■ **SHORT EXERCISE**:
Identify and pull out each line of the entries in which "international" occurs.

★ ★ ★ ★ ★

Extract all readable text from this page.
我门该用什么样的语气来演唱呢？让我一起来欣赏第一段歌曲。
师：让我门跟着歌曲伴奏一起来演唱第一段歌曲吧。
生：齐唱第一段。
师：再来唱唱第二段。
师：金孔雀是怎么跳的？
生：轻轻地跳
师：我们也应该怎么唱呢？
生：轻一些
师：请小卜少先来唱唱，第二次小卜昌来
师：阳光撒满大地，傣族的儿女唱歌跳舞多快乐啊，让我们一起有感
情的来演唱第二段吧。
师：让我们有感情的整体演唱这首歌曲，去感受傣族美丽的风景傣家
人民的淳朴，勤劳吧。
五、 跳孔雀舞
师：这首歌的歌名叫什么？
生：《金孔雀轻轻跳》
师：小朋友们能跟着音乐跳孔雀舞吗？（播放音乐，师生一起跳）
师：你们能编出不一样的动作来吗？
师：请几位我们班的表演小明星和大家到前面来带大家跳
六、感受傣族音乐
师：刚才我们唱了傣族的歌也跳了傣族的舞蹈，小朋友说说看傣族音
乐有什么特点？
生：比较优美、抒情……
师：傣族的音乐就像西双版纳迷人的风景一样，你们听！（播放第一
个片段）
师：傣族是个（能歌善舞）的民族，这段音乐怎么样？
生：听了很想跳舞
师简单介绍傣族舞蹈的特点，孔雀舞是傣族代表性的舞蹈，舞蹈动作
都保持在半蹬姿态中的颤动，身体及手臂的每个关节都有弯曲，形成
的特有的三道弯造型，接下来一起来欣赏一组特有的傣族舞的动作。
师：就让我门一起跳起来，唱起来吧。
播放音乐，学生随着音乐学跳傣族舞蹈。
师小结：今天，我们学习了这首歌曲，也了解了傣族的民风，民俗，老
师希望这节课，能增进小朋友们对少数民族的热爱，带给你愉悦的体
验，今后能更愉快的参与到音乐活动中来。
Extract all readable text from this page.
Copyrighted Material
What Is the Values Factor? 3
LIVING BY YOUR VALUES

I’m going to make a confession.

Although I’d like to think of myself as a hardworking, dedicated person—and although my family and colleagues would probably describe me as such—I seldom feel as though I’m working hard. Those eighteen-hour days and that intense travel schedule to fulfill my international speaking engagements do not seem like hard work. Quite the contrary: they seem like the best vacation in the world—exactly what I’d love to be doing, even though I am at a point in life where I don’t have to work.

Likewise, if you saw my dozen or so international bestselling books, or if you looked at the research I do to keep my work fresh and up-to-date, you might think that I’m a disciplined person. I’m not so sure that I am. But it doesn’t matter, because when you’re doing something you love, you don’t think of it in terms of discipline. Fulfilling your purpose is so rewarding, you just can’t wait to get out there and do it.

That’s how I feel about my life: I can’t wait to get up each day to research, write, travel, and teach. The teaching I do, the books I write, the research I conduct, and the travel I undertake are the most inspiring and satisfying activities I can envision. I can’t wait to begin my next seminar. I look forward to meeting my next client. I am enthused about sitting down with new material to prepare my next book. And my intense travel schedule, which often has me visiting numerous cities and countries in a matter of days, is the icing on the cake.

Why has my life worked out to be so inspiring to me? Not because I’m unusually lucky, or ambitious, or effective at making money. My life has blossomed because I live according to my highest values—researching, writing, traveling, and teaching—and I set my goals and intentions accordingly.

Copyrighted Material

★ ★ ★ ★ ★

■ **IN RESPONSE**:
Although I’d like to think of myself as a hardworking, dedicated person—and although my family and colleagues would probably describe me as such—I seldom feel as though I’m working hard. Those eighteen-hour days and that intense travel schedule to fulfill my international speaking engagements do not seem like hard work. Quite the contrary: they seem like the best vacation in the world—exactly what I’d love to be doing, even though I am at a point in life where I don’t have to work.
Likewise, if you saw my dozen or so international bestselling books, or if you looked at the research I do to keep my work fresh and up-to-date, you might think that I’m a disciplined person. I’m not so sure that I am. But it doesn’t matter, because when you’re doing something you love, you don’t think of it in terms of discipline. Fulfilling your purpose is so rewarding, you just can’t wait to get out there and do it.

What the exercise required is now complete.